TASK TO COMPLETE :: List every line of the listing that contains the string "الشرط", matching case exactly.

[Begin INFORMATION GIVEN]

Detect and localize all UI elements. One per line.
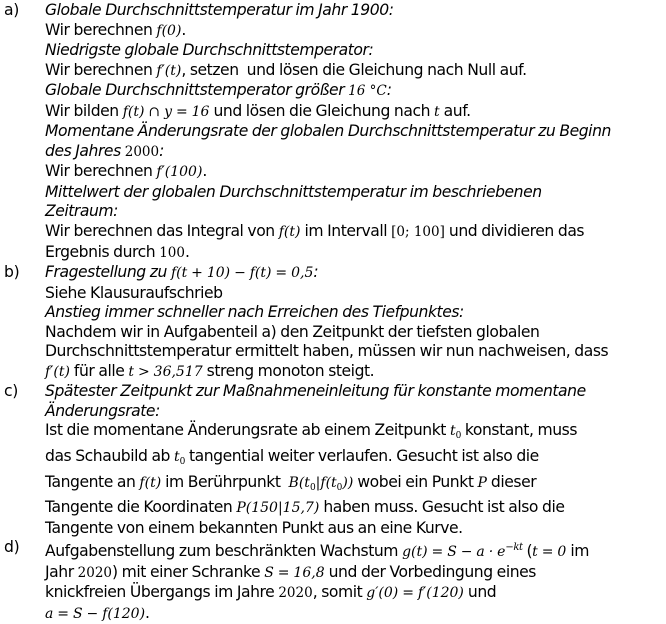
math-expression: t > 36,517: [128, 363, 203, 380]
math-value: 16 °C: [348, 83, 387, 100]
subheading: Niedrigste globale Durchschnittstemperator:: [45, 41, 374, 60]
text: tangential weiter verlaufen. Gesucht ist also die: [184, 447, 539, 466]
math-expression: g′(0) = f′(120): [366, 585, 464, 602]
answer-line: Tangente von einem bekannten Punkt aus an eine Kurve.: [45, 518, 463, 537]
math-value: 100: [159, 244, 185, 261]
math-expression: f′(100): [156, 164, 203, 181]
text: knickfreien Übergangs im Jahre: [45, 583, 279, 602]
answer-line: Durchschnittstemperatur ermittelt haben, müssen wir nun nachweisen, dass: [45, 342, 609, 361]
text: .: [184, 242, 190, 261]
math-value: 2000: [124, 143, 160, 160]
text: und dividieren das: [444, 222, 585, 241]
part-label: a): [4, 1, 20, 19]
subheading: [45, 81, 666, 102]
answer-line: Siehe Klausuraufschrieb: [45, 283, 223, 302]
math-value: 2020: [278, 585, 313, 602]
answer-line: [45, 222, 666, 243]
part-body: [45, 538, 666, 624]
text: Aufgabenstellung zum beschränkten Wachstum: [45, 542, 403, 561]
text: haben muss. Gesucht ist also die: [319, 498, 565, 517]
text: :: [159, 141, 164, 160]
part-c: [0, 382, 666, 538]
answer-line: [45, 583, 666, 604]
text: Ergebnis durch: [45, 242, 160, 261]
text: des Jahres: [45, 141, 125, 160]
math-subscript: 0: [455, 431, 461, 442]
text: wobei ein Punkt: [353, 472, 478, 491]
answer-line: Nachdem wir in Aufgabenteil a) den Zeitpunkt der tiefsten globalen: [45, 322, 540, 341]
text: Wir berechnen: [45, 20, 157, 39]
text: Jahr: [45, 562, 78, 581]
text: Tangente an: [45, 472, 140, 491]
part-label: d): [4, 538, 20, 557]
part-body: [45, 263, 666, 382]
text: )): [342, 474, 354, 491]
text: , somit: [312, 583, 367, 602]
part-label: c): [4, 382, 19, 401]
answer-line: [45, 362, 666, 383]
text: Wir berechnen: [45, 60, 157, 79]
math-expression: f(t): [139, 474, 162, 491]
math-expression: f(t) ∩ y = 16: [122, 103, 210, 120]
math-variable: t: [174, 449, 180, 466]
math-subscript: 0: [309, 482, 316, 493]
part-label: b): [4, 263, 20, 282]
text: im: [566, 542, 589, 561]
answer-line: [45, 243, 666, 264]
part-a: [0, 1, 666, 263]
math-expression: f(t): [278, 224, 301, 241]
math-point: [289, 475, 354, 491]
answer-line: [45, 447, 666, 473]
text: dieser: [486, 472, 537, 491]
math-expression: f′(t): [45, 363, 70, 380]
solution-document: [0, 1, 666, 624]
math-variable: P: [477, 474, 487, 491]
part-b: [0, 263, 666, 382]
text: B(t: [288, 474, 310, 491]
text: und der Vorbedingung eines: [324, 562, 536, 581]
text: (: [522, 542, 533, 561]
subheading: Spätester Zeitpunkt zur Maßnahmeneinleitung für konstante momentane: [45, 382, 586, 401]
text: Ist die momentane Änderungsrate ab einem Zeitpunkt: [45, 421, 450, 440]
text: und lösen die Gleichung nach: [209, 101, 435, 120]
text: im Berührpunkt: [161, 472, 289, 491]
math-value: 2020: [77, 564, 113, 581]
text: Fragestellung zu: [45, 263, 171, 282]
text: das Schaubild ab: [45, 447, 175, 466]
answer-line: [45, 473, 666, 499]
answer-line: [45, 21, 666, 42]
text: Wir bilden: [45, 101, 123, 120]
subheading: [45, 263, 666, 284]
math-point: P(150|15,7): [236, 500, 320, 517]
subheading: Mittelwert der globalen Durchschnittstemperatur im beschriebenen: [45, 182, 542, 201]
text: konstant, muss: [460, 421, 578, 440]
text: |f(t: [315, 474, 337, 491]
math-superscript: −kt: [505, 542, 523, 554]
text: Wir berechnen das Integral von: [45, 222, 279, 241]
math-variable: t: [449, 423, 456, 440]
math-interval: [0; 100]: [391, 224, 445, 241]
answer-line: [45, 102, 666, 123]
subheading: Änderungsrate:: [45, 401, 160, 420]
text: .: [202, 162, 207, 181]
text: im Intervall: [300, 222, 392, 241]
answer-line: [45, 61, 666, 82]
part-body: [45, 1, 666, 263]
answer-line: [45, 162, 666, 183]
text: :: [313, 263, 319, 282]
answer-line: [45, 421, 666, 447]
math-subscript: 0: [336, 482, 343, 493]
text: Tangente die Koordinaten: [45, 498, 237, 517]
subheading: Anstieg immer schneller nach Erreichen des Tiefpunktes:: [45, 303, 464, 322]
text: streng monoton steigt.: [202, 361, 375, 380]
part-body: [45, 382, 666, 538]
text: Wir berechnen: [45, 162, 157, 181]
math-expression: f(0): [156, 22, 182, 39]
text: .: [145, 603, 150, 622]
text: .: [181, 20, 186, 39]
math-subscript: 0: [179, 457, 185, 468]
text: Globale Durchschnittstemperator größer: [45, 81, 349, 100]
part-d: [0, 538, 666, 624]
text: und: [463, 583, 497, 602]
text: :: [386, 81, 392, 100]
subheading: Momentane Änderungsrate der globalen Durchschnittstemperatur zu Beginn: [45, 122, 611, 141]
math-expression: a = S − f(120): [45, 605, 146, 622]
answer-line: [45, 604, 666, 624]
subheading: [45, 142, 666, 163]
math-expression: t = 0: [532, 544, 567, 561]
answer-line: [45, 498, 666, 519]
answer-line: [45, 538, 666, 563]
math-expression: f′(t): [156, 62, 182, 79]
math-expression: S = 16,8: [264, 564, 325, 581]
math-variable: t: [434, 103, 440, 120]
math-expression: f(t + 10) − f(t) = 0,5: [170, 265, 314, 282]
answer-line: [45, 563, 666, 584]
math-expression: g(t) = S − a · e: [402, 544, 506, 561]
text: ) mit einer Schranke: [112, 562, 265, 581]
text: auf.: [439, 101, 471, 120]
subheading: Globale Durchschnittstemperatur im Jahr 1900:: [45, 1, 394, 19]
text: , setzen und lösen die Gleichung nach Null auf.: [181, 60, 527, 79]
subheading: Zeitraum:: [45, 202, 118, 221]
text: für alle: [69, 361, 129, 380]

[End INFORMATION GIVEN]
[Begin INFORMATION GIVEN]

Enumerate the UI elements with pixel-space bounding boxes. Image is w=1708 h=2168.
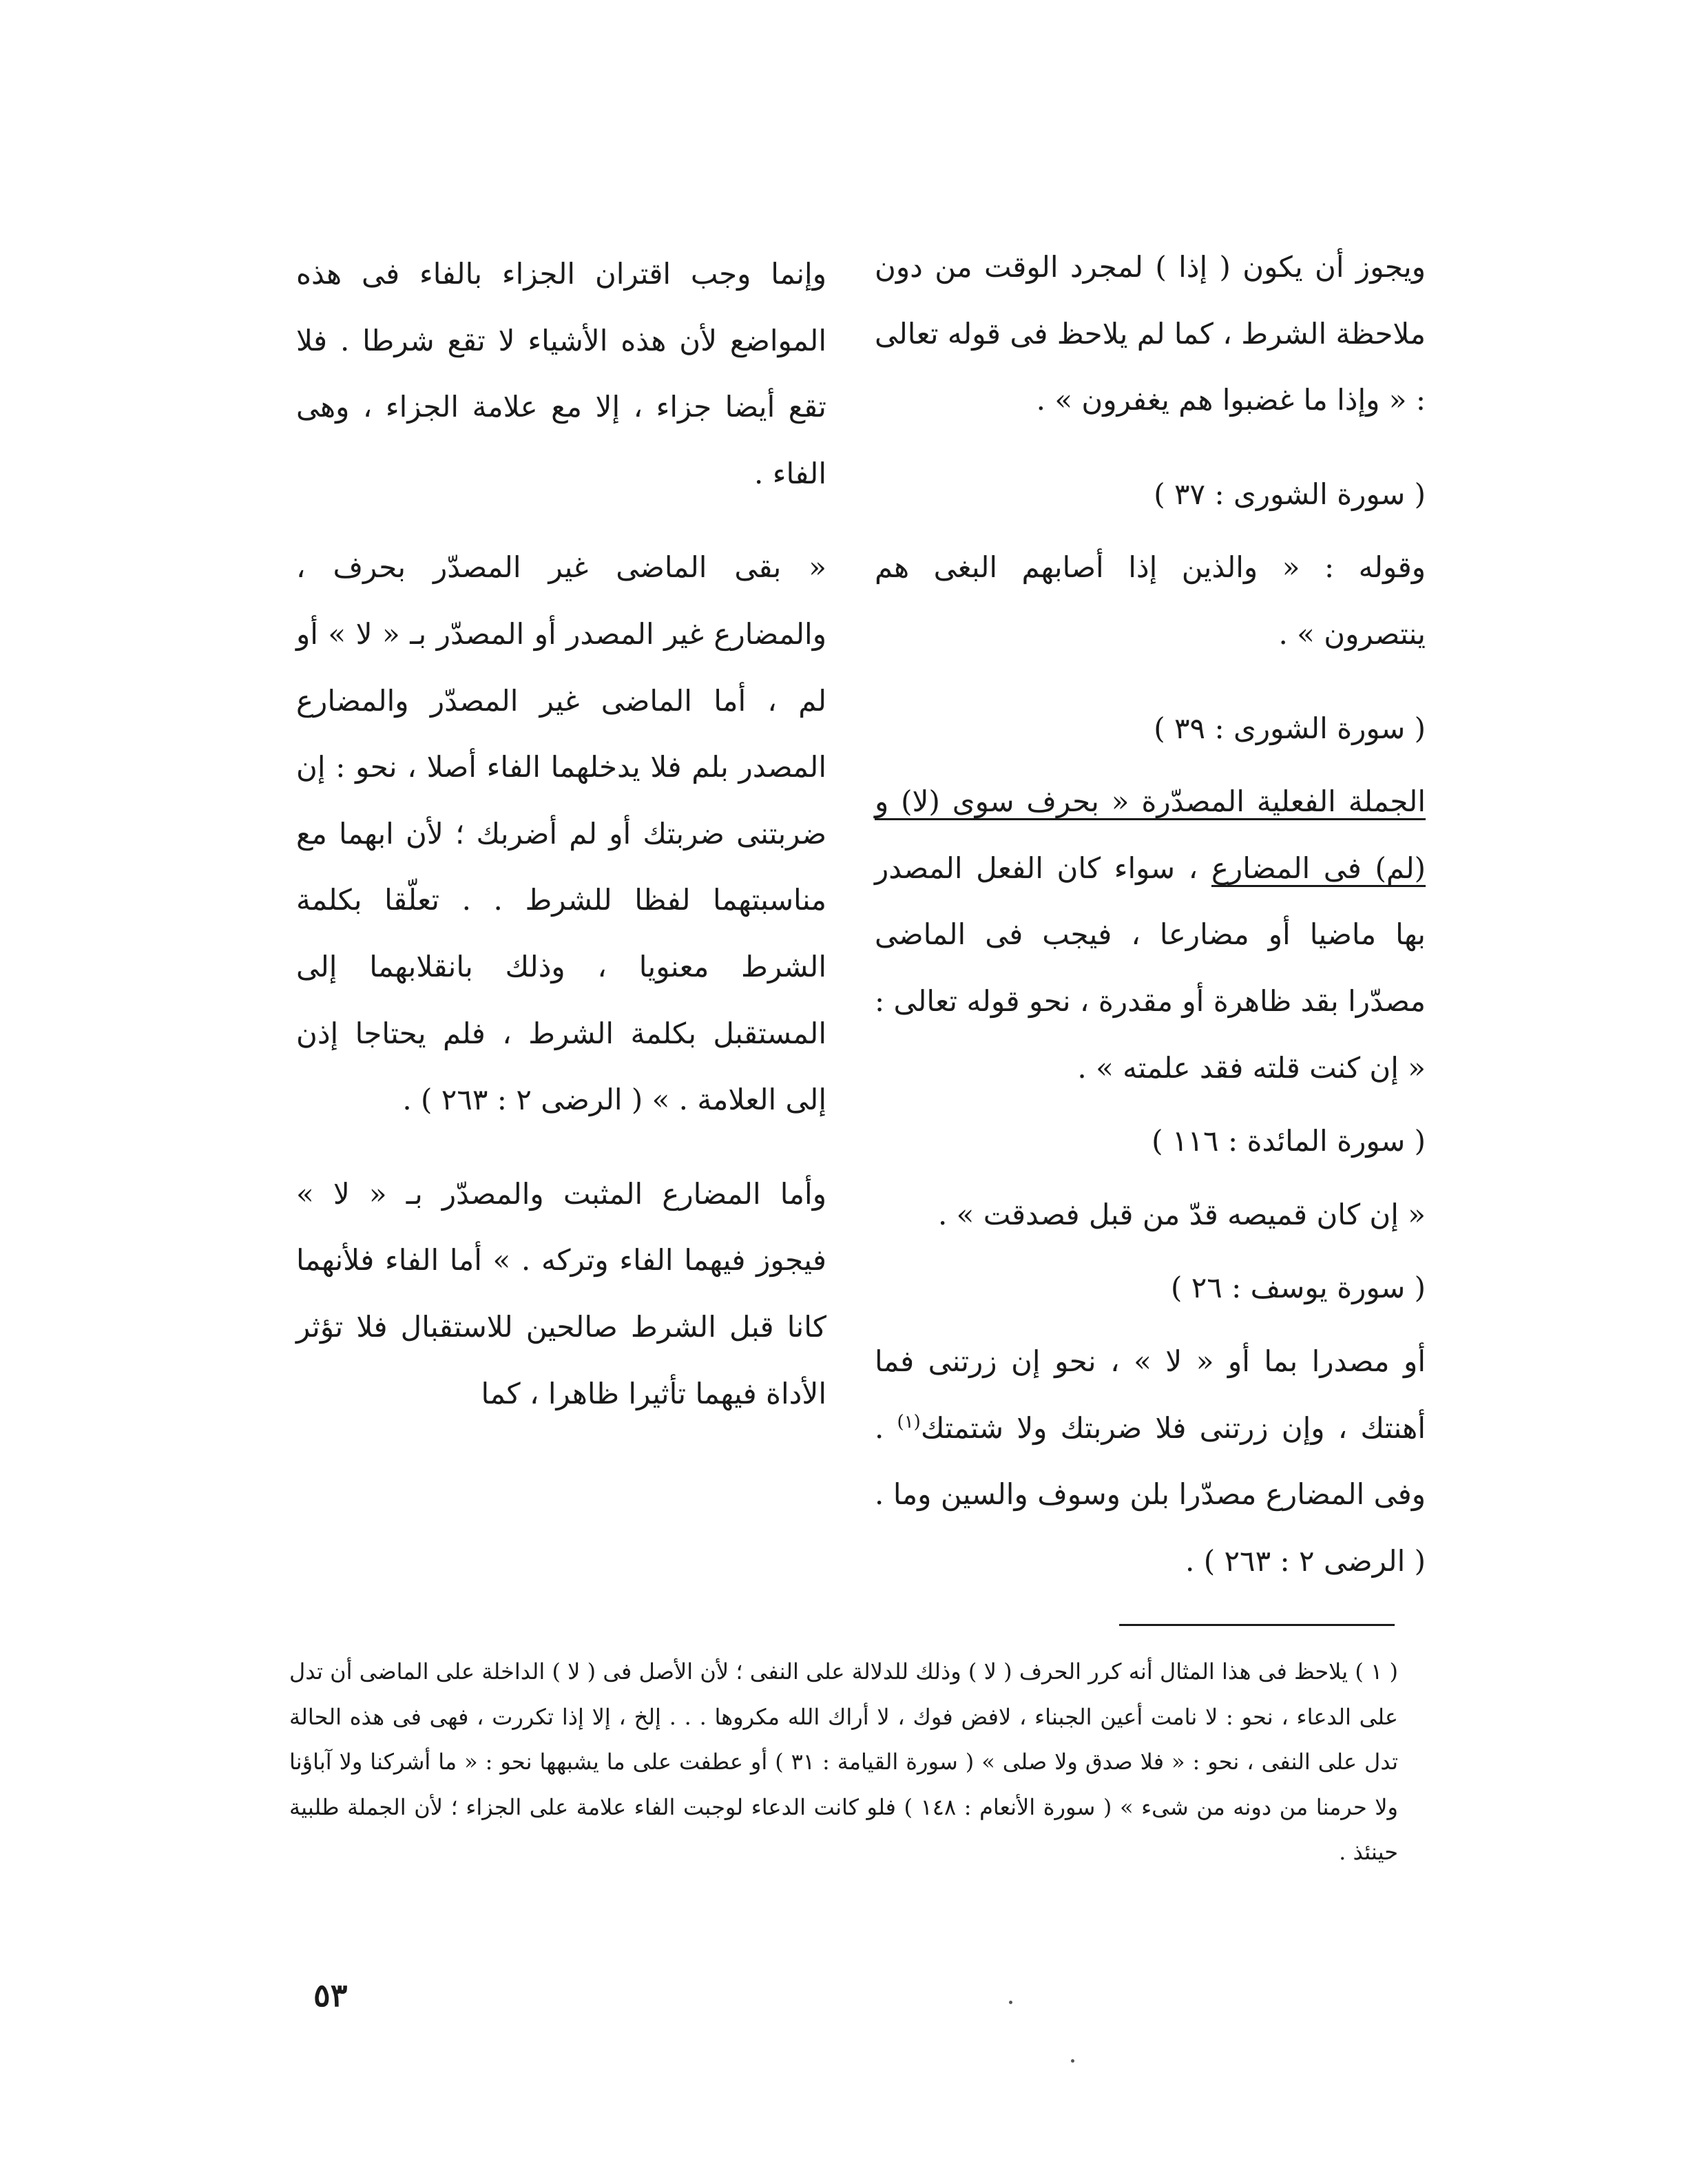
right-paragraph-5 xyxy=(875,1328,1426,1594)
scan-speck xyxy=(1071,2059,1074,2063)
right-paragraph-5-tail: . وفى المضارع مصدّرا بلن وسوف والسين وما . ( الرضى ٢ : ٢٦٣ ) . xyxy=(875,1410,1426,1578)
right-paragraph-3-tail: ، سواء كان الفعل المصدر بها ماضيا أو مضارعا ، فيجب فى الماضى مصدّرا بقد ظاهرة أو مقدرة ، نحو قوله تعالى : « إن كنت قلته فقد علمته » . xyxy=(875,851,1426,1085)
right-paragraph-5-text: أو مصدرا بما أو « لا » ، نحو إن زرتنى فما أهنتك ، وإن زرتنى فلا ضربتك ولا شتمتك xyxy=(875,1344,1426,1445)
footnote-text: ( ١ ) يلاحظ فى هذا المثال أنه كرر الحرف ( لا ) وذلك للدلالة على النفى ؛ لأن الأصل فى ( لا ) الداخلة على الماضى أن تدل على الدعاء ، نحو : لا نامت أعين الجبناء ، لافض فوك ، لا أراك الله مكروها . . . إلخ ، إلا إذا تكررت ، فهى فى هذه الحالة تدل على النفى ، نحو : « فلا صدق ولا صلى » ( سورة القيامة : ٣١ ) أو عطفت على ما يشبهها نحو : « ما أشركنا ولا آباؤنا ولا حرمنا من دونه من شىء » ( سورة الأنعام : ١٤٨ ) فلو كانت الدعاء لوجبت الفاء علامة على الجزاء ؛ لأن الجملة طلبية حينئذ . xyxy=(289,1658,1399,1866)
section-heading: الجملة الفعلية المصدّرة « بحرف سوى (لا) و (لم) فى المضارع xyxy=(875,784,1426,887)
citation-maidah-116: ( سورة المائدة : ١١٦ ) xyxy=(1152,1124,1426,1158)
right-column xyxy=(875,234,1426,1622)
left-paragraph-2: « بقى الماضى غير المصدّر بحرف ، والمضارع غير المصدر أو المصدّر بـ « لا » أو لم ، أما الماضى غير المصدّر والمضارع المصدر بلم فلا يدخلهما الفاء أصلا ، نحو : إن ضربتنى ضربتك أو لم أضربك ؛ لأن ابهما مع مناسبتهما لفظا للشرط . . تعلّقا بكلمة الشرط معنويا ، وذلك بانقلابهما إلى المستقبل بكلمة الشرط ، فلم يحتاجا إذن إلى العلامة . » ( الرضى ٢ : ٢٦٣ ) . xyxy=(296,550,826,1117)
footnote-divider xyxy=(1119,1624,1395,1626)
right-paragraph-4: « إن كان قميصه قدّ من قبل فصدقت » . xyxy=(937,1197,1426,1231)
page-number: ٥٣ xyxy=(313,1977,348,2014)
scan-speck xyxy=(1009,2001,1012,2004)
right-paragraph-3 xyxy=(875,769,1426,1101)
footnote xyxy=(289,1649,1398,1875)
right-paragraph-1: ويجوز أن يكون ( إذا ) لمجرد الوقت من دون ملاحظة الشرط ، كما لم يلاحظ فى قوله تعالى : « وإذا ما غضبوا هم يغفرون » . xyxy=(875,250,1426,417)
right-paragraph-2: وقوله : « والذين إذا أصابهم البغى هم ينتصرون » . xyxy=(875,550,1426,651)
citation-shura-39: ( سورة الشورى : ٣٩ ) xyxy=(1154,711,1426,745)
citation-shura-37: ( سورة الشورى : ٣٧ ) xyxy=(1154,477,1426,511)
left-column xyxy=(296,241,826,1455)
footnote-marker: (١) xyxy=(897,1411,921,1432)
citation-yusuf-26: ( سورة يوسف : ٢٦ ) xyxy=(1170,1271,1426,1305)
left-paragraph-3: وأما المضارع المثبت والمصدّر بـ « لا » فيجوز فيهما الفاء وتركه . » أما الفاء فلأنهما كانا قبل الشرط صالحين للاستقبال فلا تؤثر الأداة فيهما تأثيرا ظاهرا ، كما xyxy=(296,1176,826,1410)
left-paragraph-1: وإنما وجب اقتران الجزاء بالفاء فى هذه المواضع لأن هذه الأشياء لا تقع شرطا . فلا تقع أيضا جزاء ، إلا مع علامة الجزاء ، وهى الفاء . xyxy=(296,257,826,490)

[End INFORMATION GIVEN]

EXERCISE OUTPUT ::
left-paragraph-2: « بقى الماضى غير المصدّر بحرف ، والمضارع غير المصدر أو المصدّر بـ « لا » أو لم ، أما الماضى غير المصدّر والمضارع المصدر بلم فلا يدخلهما الفاء أصلا ، نحو : إن ضربتنى ضربتك أو لم أضربك ؛ لأن ابهما مع مناسبتهما لفظا للشرط . . تعلّقا بكلمة الشرط معنويا ، وذلك بانقلابهما إلى المستقبل بكلمة الشرط ، فلم يحتاجا إذن إلى العلامة . » ( الرضى ٢ : ٢٦٣ ) . xyxy=(296,550,826,1117)
right-paragraph-1: ويجوز أن يكون ( إذا ) لمجرد الوقت من دون ملاحظة الشرط ، كما لم يلاحظ فى قوله تعالى : « وإذا ما غضبوا هم يغفرون » . xyxy=(875,250,1426,417)
left-paragraph-3: وأما المضارع المثبت والمصدّر بـ « لا » فيجوز فيهما الفاء وتركه . » أما الفاء فلأنهما كانا قبل الشرط صالحين للاستقبال فلا تؤثر الأداة فيهما تأثيرا ظاهرا ، كما xyxy=(296,1176,826,1410)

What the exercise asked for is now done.